AIM OF THE EXERCISE:
Extend the TaskSetManager code review diff below, picking up right after its last line.

[GitHub] [spark] squito commented on a change in pull request #23677: [SPARK-26755][SCHEDULER] : Optimize Spark Scheduler to dequeue speculative tasks…

GitBox Thu, 27 Jun 2019 13:36:01 -0700

squito commented on a change in pull request #23677: [SPARK-26755][SCHEDULER] : 
Optimize Spark Scheduler to dequeue speculative tasks…
URL: https://github.com/apache/spark/pull/23677#discussion_r298358439


 ##########
 File path: core/src/main/scala/org/apache/spark/scheduler/TaskSetManager.scala
 ##########
 @@ -158,9 +158,21 @@ private[spark] class TaskSetManager(
   // Set containing all pending tasks (also used as a stack, as above).
   private val allPendingTasks = new ArrayBuffer[Int]
 
-  // Tasks that can be speculated. Since these will be a small fraction of 
total
-  // tasks, we'll just hold them in a HashSet.
-  private[scheduler] val speculatableTasks = new HashSet[Int]
+  // Set of pending tasks that can be speculated for each executor.
+  private[scheduler] var pendingSpeculatableTasksForExecutor =
+    new HashMap[String, HashSet[Int]]
+
+  // Set of pending tasks that can be speculated for each host.

STORED ROWS:

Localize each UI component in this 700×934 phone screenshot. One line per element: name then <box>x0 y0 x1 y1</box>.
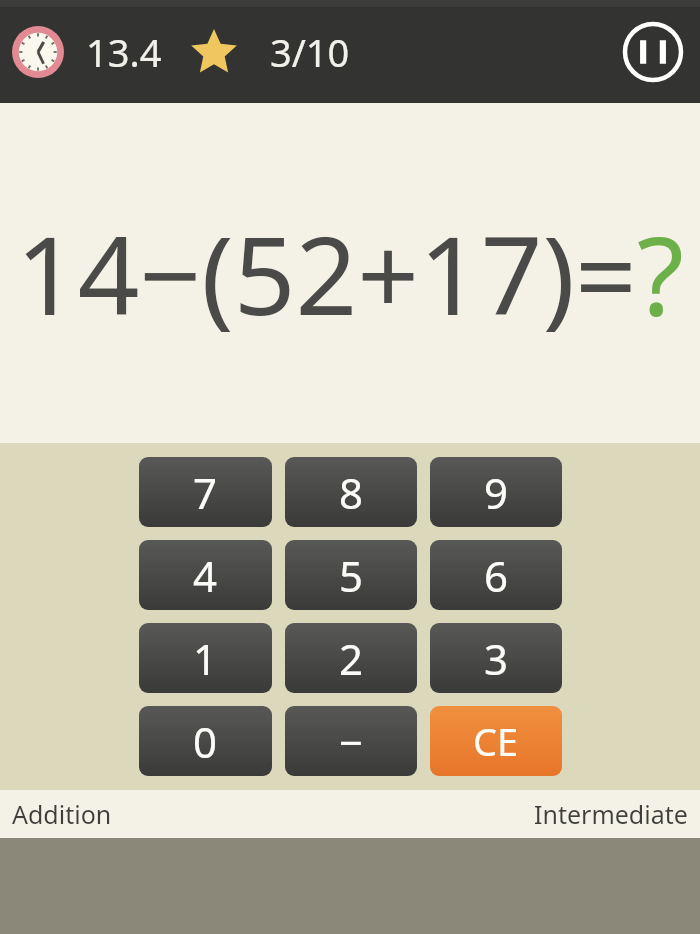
staticText: 3/10 <box>270 26 350 78</box>
button[interactable]: 7 <box>139 457 272 527</box>
staticText: 13.4 <box>86 26 162 78</box>
button[interactable]: 9 <box>430 457 562 527</box>
button[interactable]: CE <box>430 706 562 776</box>
button[interactable]: 0 <box>139 706 272 776</box>
button[interactable]: Pause <box>622 21 684 83</box>
staticText: 5 <box>339 547 364 604</box>
button[interactable]: 8 <box>285 457 417 527</box>
staticText: 7 <box>193 464 218 521</box>
staticText: Addition <box>12 797 112 831</box>
staticText: ? <box>637 200 684 347</box>
staticText: 9 <box>484 464 509 521</box>
staticText: 14−(52+17)= <box>16 200 637 347</box>
button[interactable]: 4 <box>139 540 272 610</box>
other: Score <box>190 28 238 76</box>
staticText: 8 <box>339 464 364 521</box>
button[interactable]: 6 <box>430 540 562 610</box>
staticText: 0 <box>193 713 218 770</box>
button[interactable]: − <box>285 706 417 776</box>
button[interactable]: 3 <box>430 623 562 693</box>
button[interactable]: 1 <box>139 623 272 693</box>
button[interactable]: 2 <box>285 623 417 693</box>
other: Timer <box>12 26 64 78</box>
staticText: 6 <box>484 547 509 604</box>
staticText: CE <box>473 715 519 767</box>
staticText: 2 <box>339 630 364 687</box>
staticText: 1 <box>193 630 218 687</box>
button[interactable]: 5 <box>285 540 417 610</box>
staticText: 3 <box>484 630 509 687</box>
staticText: Intermediate <box>534 797 688 831</box>
staticText: 4 <box>193 547 218 604</box>
staticText: − <box>339 713 364 770</box>
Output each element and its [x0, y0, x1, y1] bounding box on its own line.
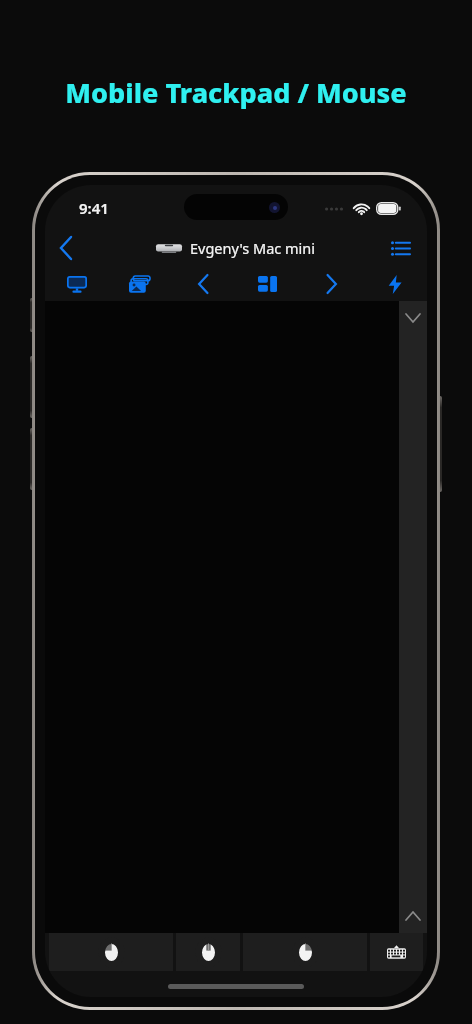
button[interactable]: Layout	[235, 267, 299, 301]
button[interactable]: Display	[45, 267, 108, 301]
button[interactable]: Back	[45, 229, 87, 267]
button[interactable]: Power	[363, 267, 427, 301]
staticText: 9:41	[79, 198, 109, 218]
button[interactable]: Next	[299, 267, 363, 301]
button[interactable]: List	[381, 229, 419, 267]
button[interactable]: Middle click	[176, 933, 240, 971]
staticText: Evgeny's Mac mini	[190, 238, 316, 258]
staticText: Mobile Trackpad / Mouse	[65, 74, 407, 111]
button[interactable]: Right click	[243, 933, 367, 971]
button[interactable]: Left click	[49, 933, 173, 971]
button[interactable]: Photos	[108, 267, 171, 301]
button[interactable]: Scroll down	[399, 301, 427, 335]
button[interactable]: Keyboard	[370, 933, 423, 971]
button[interactable]: Scroll up	[399, 899, 427, 933]
button[interactable]: Previous	[171, 267, 235, 301]
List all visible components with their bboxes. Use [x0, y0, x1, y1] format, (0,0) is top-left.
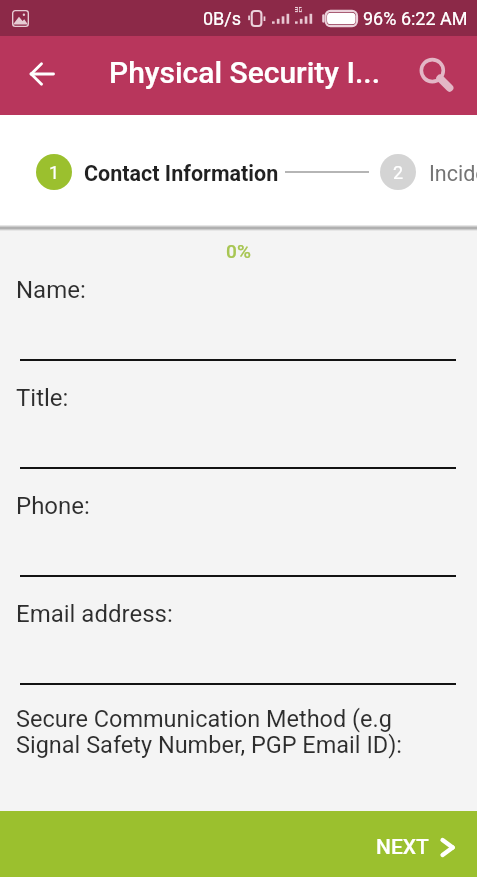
button[interactable]: 2 [380, 154, 416, 190]
staticText: NEXT [376, 835, 429, 860]
staticText: 96% 6:22 AM [363, 8, 468, 29]
staticText: Email address: [16, 600, 173, 628]
staticText: Contact Information [84, 161, 279, 186]
button[interactable]: NEXT [0, 811, 477, 877]
staticText: Incident [429, 161, 477, 186]
staticText: Name: [16, 276, 86, 304]
button[interactable]: Back [18, 50, 66, 98]
staticText: 1 [49, 162, 60, 183]
button[interactable]: 1 [36, 154, 72, 190]
button[interactable]: Search [413, 52, 461, 100]
staticText: 0B/s [203, 8, 242, 29]
staticText: Title: [16, 384, 69, 412]
staticText: 2 [393, 162, 404, 183]
staticText: Physical Security I... [109, 55, 380, 90]
staticText: Phone: [16, 492, 90, 520]
staticText: 0% [0, 240, 477, 262]
staticText: Secure Communication Method (e.g Signal … [16, 705, 403, 758]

WRITTEN RESPONSE:
+  private[scheduler] var pendingSpeculatableTasksForHost = new HashMap[String, 
HashSet[Int]]
+
+  // Set of pending tasks that can be speculated with no locality preferences.
+  private[scheduler] val pendingSpeculatableTasksWithNoPrefs = new HashSet[Int]
+
+  // Set of pending tasks that can be speculated for each rack.
+  private[scheduler] var pendingSpeculatableTasksForRack = new HashMap[String, 
HashSet[Int]]
+
+  // Set of all pending tasks that can be speculated.
+  private[scheduler] val allPendingSpeculatableTasks = new HashSet[Int]
 
 Review comment:
   overall, this makes a lot of sense.  I see how you're replacing a bunch of 
`O(numSpeculatableTasks)` operations with things specific to tasks targeted at 
each executor, etc., just like the other scheduler methods.
   
   I don't really like how there is so much code duplication between the 
speculative and non-speculative versions, for what seem like minor differences.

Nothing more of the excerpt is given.